__What you have to do__: Every record should be written out exactly, please.

__Dataset extract__:

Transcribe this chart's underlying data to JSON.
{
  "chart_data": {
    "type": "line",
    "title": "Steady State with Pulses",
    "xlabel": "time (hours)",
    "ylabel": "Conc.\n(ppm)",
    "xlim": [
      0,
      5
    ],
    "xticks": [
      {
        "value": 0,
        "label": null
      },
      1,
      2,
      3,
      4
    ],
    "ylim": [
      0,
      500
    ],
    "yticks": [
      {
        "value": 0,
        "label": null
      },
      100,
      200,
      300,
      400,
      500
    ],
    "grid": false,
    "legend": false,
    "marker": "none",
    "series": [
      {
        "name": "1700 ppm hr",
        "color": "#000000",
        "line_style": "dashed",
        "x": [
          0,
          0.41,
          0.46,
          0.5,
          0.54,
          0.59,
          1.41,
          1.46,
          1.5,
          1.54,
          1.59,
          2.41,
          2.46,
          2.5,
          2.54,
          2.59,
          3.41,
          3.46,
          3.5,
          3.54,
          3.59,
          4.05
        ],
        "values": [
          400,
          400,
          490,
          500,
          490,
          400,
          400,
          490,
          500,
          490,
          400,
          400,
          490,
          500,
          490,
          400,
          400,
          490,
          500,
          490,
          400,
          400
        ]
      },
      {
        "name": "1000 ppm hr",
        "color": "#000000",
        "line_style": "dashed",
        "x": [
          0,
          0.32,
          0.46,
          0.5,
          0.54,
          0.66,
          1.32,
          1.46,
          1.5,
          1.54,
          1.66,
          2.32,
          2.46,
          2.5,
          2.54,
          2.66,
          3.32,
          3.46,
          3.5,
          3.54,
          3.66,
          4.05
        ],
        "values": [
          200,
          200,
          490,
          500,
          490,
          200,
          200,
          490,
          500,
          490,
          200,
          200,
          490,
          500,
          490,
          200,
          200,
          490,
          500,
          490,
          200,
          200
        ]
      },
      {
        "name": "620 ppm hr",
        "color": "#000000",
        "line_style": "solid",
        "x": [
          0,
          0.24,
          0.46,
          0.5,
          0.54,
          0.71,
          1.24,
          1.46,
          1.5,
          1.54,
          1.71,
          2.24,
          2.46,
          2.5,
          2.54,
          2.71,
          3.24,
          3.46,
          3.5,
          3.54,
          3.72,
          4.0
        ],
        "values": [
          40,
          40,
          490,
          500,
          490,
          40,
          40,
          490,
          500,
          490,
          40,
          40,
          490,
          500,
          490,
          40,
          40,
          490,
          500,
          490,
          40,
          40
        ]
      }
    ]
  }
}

__Solution to this exercise__:
Transcribe this chart's underlying data to JSON.
{
  "chart_data": {
    "type": "line",
    "title": "Steady State with Pulses",
    "xlabel": "time (hours)",
    "ylabel": "Conc.\n(ppm)",
    "xlim": [
      0,
      5
    ],
    "xticks": [
      {
        "value": 0,
        "label": null
      },
      1,
      2,
      3,
      4
    ],
    "ylim": [
      0,
      500
    ],
    "yticks": [
      {
        "value": 0,
        "label": null
      },
      100,
      200,
      300,
      400,
      500
    ],
    "grid": false,
    "legend": false,
    "marker": "none",
    "series": [
      {
        "name": "1700 ppm hr",
        "color": "#000000",
        "line_style": "dashed",
        "x": [
          0,
          0.41,
          0.46,
          0.5,
          0.54,
          0.59,
          1.41,
          1.46,
          1.5,
          1.54,
          1.59,
          2.41,
          2.46,
          2.5,
          2.54,
          2.59,
          3.41,
          3.46,
          3.5,
          3.54,
          3.59,
          4.05
        ],
        "values": [
          400,
          400,
          490,
          500,
          490,
          400,
          400,
          490,
          500,
          490,
          400,
          400,
          490,
          500,
          490,
          400,
          400,
          490,
          500,
          490,
          400,
          400
        ]
      },
      {
        "name": "1000 ppm hr",
        "color": "#000000",
        "line_style": "dashed",
        "x": [
          0,
          0.32,
          0.46,
          0.5,
          0.54,
          0.66,
          1.32,
          1.46,
          1.5,
          1.54,
          1.66,
          2.32,
          2.46,
          2.5,
          2.54,
          2.66,
          3.32,
          3.46,
          3.5,
          3.54,
          3.66,
          4.05
        ],
        "values": [
          200,
          200,
          490,
          500,
          490,
          200,
          200,
          490,
          500,
          490,
          200,
          200,
          490,
          500,
          490,
          200,
          200,
          490,
          500,
          490,
          200,
          200
        ]
      },
      {
        "name": "620 ppm hr",
        "color": "#000000",
        "line_style": "solid",
        "x": [
          0,
          0.24,
          0.46,
          0.5,
          0.54,
          0.71,
          1.24,
          1.46,
          1.5,
          1.54,
          1.71,
          2.24,
          2.46,
          2.5,
          2.54,
          2.71,
          3.24,
          3.46,
          3.5,
          3.54,
          3.72,
          4.0
        ],
        "values": [
          40,
          40,
          490,
          500,
          490,
          40,
          40,
          490,
          500,
          490,
          40,
          40,
          490,
          500,
          490,
          40,
          40,
          490,
          500,
          490,
          40,
          40
        ]
      }
    ]
  }
}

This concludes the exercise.